*What the task requires:* Extract the lines that carry the string "Generalization" from the listing.

*Source records:*
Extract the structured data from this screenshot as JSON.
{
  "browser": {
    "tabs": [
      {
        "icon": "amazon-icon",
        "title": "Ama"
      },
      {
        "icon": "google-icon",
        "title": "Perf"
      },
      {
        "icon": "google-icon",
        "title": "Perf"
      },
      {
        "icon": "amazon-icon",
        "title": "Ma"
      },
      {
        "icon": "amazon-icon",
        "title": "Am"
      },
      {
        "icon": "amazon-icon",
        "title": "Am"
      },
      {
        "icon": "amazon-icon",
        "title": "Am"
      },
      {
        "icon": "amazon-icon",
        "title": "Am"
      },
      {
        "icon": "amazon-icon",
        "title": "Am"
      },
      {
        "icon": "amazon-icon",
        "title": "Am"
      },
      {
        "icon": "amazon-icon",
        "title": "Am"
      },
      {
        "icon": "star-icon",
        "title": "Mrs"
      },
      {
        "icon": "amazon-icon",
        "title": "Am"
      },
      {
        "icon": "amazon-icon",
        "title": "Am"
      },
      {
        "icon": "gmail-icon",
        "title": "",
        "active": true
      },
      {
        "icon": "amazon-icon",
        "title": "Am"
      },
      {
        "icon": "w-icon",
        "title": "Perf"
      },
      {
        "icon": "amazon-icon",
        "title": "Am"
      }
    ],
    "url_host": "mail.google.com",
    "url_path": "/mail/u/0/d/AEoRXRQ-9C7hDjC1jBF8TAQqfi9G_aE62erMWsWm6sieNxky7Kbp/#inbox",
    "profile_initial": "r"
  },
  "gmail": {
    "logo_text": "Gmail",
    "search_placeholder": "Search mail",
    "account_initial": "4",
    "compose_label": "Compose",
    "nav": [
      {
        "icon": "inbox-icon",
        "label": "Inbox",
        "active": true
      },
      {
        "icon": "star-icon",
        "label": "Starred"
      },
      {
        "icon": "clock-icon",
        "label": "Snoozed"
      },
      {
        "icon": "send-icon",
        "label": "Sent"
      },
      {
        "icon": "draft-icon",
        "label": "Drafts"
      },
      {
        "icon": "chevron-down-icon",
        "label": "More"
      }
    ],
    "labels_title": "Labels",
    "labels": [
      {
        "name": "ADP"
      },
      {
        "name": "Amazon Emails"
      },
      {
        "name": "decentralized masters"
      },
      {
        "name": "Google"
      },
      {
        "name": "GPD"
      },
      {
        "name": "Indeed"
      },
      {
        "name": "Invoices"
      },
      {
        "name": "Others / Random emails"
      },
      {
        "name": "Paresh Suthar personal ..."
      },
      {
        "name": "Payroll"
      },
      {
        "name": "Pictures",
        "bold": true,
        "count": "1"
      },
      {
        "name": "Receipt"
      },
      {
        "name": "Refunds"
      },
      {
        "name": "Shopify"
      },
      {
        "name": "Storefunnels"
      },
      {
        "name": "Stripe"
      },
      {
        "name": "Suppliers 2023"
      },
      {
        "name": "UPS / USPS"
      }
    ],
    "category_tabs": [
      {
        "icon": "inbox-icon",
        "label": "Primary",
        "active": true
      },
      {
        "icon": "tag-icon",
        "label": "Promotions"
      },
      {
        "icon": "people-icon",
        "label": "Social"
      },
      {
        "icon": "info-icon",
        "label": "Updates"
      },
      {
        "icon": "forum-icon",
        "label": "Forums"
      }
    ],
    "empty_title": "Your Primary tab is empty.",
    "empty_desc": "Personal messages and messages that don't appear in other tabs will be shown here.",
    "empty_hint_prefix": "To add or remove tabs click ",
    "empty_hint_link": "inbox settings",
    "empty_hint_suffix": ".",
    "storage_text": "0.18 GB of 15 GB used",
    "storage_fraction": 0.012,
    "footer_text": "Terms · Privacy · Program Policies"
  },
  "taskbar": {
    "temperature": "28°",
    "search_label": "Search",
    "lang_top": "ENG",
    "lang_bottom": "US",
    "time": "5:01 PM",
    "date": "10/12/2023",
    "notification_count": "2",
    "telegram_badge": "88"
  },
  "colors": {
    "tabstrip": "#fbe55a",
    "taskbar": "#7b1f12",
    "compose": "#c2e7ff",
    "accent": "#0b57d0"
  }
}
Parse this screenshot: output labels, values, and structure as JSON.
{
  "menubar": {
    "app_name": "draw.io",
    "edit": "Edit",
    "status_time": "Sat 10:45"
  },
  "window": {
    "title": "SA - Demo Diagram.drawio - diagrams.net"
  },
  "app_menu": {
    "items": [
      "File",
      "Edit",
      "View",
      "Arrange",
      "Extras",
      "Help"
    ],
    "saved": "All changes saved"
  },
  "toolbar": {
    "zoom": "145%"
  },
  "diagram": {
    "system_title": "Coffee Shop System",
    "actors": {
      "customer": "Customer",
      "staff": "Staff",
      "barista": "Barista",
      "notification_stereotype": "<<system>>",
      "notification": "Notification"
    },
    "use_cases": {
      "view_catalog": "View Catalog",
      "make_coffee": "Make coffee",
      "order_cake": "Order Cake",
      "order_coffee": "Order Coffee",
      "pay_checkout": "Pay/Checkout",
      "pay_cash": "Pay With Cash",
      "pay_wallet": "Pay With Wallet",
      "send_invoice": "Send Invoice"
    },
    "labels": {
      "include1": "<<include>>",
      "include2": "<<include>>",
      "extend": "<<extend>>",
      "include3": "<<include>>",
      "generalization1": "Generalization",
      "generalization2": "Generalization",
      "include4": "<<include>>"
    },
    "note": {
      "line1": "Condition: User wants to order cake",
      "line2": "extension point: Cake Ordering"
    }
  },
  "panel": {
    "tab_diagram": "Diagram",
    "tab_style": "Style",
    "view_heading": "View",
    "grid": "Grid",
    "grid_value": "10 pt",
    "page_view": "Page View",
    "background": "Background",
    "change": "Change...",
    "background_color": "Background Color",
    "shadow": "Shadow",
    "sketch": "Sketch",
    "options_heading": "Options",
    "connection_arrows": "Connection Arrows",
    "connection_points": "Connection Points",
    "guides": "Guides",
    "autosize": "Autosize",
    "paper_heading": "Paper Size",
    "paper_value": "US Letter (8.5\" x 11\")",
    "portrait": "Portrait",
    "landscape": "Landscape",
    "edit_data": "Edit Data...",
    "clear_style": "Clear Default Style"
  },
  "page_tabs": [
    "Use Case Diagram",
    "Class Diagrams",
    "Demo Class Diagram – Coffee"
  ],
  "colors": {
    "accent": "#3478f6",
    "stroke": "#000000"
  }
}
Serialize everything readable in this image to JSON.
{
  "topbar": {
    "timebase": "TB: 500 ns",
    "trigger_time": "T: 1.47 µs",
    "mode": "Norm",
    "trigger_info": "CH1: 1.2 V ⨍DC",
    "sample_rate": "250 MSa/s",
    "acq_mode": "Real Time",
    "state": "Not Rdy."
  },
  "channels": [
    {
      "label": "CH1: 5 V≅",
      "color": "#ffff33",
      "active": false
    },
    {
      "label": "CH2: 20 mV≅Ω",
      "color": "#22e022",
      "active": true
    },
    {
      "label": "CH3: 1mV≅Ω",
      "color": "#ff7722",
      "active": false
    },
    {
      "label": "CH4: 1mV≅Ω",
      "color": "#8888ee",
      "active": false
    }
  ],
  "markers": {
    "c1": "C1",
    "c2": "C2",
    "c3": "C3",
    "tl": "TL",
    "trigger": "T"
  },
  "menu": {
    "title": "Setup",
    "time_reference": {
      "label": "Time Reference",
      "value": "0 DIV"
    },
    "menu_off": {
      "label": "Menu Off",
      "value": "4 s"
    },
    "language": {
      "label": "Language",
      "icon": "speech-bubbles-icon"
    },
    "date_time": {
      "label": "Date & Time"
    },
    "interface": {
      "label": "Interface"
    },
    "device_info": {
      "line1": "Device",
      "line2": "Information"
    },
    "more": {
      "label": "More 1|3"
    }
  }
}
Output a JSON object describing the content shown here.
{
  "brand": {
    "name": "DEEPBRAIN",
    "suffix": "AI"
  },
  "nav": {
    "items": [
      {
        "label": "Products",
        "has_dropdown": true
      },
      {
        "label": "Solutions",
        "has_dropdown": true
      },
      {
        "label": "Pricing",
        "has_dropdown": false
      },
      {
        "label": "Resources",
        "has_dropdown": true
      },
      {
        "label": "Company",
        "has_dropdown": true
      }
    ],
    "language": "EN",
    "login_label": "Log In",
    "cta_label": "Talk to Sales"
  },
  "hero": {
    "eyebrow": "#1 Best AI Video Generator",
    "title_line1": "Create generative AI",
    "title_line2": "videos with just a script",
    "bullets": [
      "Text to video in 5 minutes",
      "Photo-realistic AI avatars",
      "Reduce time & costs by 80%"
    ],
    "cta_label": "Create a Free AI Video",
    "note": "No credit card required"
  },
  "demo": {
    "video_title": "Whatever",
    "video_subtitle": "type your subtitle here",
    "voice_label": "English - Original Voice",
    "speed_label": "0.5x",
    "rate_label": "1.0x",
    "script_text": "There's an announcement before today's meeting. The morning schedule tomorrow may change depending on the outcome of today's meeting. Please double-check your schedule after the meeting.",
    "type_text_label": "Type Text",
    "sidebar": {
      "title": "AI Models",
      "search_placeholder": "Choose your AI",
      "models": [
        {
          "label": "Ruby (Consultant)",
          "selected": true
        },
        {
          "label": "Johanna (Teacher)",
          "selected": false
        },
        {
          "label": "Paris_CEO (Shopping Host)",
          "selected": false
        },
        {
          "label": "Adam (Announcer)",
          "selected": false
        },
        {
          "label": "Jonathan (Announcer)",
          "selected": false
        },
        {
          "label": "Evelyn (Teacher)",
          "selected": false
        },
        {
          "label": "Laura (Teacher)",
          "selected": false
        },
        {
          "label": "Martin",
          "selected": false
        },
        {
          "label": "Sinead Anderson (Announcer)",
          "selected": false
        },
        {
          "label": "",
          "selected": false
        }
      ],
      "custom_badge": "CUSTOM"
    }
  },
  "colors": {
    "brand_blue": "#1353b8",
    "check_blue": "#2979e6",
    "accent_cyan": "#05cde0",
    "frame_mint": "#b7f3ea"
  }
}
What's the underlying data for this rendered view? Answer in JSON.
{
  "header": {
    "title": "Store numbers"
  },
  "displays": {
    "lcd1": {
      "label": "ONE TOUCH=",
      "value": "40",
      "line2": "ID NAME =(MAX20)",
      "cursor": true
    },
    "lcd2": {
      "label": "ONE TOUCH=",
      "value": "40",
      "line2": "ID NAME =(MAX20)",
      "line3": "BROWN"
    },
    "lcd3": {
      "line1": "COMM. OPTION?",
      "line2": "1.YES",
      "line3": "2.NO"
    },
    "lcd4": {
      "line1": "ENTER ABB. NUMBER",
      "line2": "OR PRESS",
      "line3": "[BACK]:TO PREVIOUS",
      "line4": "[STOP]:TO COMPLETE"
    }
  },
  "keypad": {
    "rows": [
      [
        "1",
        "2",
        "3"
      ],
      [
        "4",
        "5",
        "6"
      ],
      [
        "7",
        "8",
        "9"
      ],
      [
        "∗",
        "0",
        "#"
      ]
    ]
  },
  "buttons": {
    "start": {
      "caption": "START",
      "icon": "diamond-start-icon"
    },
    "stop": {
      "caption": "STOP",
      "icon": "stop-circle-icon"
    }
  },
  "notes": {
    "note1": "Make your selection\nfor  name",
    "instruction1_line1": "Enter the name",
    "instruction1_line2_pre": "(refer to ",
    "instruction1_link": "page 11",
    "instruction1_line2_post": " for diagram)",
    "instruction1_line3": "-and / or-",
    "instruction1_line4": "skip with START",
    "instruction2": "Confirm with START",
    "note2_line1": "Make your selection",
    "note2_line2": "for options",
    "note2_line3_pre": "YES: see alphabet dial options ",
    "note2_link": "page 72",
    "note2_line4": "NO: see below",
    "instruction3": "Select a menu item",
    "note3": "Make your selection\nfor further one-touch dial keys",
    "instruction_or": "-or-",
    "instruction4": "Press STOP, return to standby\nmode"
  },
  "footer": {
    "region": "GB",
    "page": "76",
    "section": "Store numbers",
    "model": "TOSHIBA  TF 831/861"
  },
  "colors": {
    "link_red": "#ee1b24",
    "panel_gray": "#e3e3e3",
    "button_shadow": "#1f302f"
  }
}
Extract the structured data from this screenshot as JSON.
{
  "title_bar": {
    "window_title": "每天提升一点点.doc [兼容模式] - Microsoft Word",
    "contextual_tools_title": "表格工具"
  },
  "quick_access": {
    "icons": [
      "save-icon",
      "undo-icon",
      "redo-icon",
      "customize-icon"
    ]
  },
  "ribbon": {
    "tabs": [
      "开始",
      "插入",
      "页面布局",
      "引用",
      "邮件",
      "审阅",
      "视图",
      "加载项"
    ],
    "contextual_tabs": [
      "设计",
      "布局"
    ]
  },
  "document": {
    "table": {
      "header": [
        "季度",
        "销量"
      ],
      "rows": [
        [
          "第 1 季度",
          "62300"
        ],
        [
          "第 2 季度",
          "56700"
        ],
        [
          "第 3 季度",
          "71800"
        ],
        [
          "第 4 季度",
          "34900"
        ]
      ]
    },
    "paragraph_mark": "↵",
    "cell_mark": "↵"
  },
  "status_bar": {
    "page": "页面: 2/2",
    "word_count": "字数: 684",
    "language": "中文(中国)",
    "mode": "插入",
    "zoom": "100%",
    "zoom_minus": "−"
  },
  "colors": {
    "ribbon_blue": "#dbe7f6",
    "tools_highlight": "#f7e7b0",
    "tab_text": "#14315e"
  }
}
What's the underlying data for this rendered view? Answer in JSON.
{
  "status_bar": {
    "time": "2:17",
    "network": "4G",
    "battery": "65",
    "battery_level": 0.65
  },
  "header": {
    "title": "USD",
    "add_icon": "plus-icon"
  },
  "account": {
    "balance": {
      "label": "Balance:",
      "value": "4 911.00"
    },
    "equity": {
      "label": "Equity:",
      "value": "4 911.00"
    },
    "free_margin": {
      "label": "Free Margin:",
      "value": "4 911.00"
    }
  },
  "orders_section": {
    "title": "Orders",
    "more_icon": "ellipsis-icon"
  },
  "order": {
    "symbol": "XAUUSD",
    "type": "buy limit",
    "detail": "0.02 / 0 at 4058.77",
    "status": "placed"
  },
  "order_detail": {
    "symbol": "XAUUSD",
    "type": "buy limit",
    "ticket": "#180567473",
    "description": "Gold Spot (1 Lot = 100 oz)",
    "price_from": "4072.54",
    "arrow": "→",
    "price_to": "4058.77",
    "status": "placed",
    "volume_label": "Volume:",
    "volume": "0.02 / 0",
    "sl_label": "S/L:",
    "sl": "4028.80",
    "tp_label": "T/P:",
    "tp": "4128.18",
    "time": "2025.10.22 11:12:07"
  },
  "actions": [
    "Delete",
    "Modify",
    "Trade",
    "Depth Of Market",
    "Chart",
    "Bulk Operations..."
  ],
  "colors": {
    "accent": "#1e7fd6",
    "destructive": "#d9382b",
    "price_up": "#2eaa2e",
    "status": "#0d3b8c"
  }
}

*In response:*
      "generalization1": "Generalization",
      "generalization2": "Generalization",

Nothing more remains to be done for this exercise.